Copy the data exactly; pictures stay out of the copy.

** start of Items **

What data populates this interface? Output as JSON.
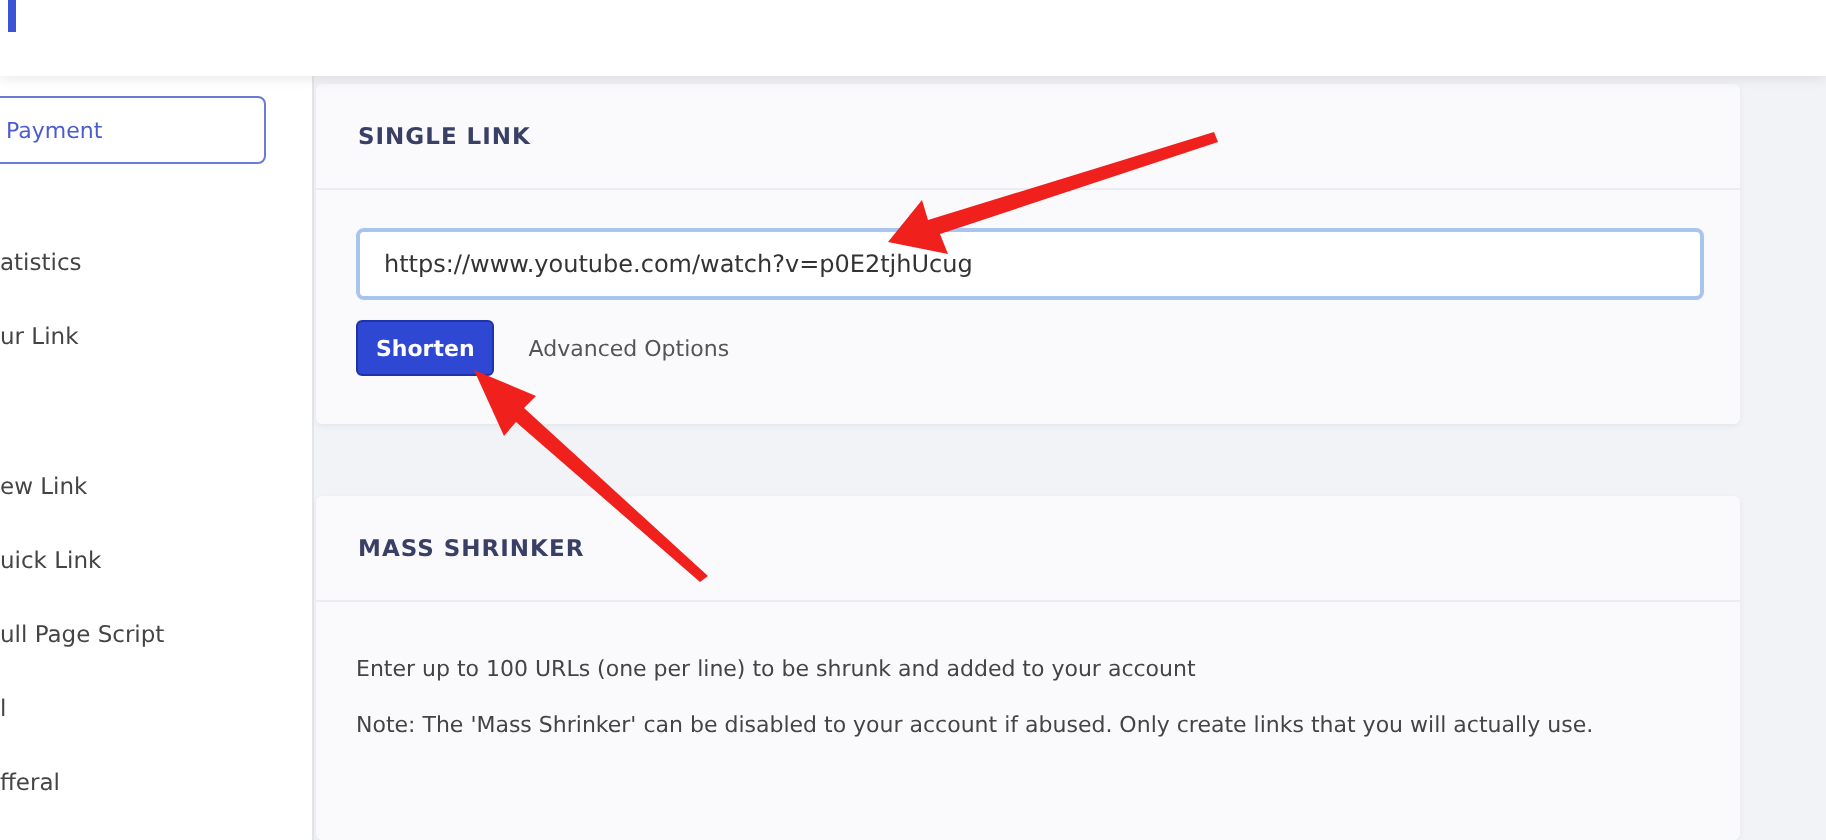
{
  "sidebar": {
    "payment_button": "Payment",
    "groups": [
      [
        "atistics",
        "ur Link"
      ],
      [
        "ew Link",
        "uick Link",
        "ull Page Script",
        "l",
        "fferal"
      ]
    ]
  },
  "single_link": {
    "title": "SINGLE LINK",
    "url": "https://www.youtube.com/watch?v=p0E2tjhUcug",
    "button": "Shorten",
    "advanced": "Advanced Options"
  },
  "mass_shrinker": {
    "title": "MASS SHRINKER",
    "paragraphs": [
      "Enter up to 100 URLs (one per line) to be shrunk and added to your account",
      "Note: The 'Mass Shrinker' can be disabled to your account if abused. Only create links that you will actually use."
    ]
  }
}
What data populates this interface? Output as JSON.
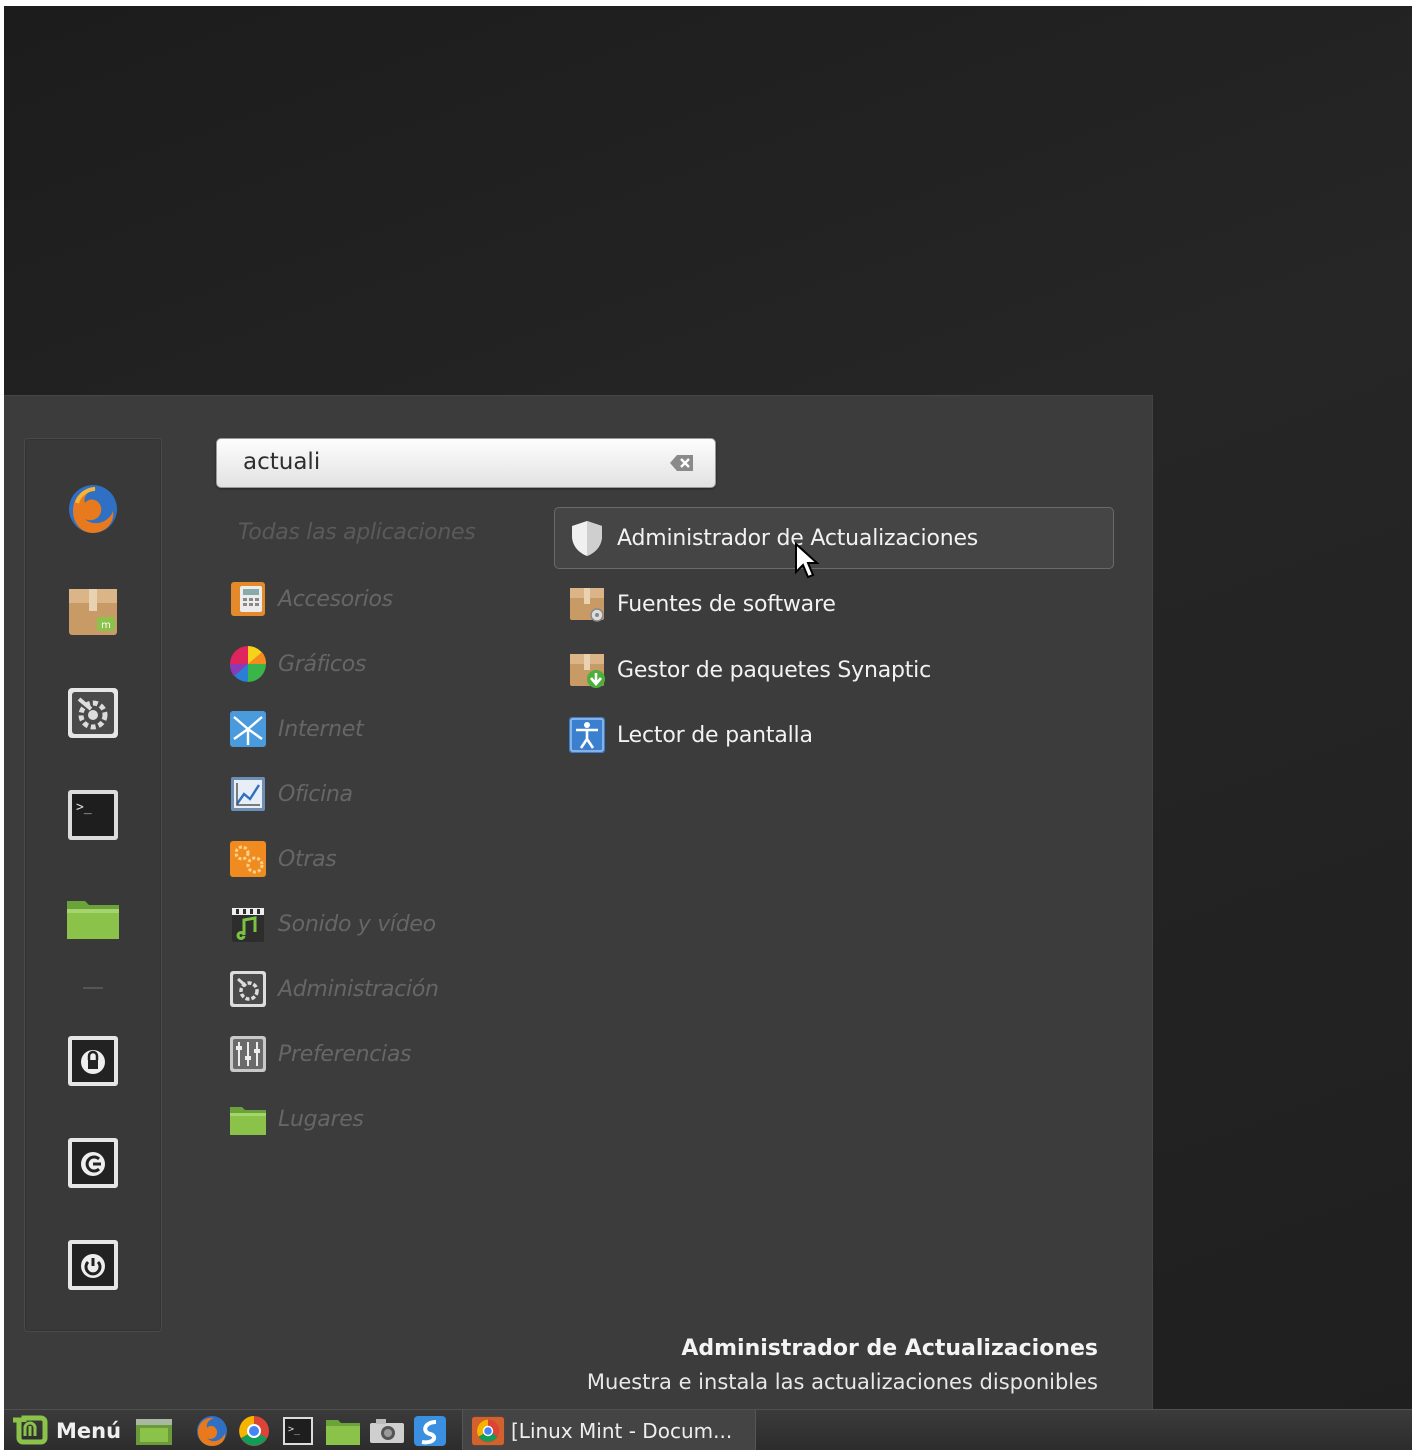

** end of Items **

* **Result below**
What data populates this interface? Output as JSON.
{
  "sidebar": {
    "payment_button": "Payment",
    "groups": [
      [
        "atistics",
        "ur Link"
      ],
      [
        "ew Link",
        "uick Link",
        "ull Page Script",
        "l",
        "fferal"
      ]
    ]
  },
  "single_link": {
    "title": "SINGLE LINK",
    "url": "https://www.youtube.com/watch?v=p0E2tjhUcug",
    "button": "Shorten",
    "advanced": "Advanced Options"
  },
  "mass_shrinker": {
    "title": "MASS SHRINKER",
    "paragraphs": [
      "Enter up to 100 URLs (one per line) to be shrunk and added to your account",
      "Note: The 'Mass Shrinker' can be disabled to your account if abused. Only create links that you will actually use."
    ]
  }
}
What data populates this interface? Output as JSON.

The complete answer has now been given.